* _Goal of the exercise_: If a line includes the word "ylabel", it belongs in the count; state the total for the data below and add nothing.

* _Excerpts from a figure dataset_:
:::::

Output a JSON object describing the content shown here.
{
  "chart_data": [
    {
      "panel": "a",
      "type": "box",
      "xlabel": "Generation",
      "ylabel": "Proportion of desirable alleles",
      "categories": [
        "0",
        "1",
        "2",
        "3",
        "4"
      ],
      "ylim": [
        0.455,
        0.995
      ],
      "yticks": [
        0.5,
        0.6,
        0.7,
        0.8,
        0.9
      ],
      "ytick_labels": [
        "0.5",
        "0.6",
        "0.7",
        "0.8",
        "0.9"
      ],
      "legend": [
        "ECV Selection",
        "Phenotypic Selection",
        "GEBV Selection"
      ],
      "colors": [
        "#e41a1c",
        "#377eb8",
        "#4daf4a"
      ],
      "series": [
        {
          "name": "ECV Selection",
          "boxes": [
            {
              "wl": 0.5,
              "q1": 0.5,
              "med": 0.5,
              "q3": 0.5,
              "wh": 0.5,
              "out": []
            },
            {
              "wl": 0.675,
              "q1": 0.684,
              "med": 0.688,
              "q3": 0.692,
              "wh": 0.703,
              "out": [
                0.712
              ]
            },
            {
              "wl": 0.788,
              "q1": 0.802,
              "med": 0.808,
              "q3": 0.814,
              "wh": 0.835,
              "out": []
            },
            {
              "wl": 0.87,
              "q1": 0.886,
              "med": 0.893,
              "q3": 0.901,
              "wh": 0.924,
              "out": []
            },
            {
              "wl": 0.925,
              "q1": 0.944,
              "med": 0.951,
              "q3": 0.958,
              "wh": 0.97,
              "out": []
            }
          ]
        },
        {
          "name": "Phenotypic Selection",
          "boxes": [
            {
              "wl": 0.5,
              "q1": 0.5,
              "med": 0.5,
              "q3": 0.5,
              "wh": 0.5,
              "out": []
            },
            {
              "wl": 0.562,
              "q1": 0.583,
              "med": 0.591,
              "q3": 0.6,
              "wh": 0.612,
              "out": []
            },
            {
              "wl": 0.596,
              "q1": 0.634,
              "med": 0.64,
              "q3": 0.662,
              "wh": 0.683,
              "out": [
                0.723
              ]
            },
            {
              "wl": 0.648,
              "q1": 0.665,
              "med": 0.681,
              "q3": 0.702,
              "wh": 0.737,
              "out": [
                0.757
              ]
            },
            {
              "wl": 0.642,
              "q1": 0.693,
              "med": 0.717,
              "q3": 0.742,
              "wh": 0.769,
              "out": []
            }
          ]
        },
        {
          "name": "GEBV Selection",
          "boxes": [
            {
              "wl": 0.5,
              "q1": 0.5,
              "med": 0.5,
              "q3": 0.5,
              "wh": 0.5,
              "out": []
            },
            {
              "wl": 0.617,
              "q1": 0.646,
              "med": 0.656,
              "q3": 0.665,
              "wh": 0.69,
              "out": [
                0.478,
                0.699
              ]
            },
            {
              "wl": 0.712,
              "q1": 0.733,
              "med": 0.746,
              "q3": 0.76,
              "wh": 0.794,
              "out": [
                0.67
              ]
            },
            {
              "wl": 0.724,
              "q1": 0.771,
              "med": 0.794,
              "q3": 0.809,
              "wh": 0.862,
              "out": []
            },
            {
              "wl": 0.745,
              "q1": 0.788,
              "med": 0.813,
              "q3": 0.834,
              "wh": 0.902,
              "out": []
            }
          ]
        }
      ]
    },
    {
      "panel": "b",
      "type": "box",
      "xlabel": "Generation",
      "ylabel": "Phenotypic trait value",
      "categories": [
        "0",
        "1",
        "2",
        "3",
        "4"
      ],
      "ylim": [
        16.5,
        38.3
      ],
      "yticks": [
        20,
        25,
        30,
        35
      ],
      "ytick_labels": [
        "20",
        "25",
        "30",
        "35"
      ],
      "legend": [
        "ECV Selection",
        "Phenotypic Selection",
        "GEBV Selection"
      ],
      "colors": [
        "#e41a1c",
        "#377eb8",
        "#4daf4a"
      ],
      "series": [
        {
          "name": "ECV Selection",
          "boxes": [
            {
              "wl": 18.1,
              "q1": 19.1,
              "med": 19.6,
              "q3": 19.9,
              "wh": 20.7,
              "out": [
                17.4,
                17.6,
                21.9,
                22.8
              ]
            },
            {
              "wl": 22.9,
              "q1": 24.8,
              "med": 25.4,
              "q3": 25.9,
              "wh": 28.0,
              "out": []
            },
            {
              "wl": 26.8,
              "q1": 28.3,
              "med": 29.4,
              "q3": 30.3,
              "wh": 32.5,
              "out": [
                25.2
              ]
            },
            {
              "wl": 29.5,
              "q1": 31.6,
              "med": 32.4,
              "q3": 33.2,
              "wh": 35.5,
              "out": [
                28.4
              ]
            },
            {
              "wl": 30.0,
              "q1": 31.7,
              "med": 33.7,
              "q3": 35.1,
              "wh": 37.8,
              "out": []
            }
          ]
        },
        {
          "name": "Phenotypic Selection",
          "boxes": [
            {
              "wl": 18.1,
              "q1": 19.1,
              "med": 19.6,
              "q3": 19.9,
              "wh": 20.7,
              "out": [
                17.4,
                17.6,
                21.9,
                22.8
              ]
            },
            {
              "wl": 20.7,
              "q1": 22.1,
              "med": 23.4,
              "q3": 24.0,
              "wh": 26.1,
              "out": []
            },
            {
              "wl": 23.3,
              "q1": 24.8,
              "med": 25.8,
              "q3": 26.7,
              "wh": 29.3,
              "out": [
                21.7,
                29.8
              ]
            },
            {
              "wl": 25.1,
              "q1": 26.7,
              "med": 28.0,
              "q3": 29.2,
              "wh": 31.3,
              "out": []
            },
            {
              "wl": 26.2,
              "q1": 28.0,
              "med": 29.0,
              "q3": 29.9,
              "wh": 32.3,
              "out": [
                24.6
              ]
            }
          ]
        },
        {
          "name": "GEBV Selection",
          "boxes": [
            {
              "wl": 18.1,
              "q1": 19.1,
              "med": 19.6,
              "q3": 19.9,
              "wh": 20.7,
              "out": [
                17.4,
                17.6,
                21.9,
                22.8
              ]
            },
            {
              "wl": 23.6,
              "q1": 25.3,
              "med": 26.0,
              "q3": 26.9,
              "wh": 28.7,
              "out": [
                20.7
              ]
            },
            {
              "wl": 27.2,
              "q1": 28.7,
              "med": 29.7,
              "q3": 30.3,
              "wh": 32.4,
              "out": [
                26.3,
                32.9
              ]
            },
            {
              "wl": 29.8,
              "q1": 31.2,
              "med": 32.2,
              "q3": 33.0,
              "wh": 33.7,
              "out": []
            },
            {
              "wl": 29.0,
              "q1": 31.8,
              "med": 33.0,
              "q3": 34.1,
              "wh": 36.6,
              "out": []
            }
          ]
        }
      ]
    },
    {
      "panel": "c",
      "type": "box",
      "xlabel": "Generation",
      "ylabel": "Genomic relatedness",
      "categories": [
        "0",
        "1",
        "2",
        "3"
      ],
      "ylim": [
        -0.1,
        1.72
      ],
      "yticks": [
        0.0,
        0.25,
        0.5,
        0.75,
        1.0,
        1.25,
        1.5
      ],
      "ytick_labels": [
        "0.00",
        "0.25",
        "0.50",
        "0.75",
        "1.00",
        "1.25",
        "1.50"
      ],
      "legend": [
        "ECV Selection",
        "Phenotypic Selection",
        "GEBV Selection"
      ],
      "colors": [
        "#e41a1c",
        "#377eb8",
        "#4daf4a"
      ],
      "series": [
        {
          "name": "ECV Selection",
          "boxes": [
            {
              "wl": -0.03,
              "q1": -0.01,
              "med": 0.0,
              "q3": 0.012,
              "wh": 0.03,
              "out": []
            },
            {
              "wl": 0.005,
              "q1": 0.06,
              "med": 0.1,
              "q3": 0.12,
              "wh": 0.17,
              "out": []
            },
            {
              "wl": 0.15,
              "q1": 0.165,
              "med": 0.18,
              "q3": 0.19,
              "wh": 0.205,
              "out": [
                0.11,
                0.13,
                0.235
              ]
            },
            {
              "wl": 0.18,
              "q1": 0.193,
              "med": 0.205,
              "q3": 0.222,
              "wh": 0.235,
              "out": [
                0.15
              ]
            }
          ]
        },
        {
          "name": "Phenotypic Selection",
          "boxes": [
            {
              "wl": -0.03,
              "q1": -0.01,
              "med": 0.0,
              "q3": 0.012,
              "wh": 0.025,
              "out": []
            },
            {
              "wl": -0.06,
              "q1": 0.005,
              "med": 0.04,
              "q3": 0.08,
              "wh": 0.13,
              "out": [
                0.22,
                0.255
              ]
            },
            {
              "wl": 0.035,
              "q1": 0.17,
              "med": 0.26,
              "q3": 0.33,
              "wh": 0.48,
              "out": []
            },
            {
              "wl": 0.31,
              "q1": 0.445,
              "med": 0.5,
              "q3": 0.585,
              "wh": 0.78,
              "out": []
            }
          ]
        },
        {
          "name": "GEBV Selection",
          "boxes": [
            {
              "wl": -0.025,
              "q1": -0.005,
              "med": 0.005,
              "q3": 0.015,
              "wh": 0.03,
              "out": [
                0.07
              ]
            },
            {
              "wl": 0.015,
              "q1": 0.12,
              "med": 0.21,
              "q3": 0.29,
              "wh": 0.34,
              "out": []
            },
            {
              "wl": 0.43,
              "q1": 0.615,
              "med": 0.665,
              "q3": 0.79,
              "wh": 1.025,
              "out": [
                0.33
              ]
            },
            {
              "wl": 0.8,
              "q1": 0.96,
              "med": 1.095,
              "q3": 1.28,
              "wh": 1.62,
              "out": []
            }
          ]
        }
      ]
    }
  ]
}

:::::

* _Answer space_: 3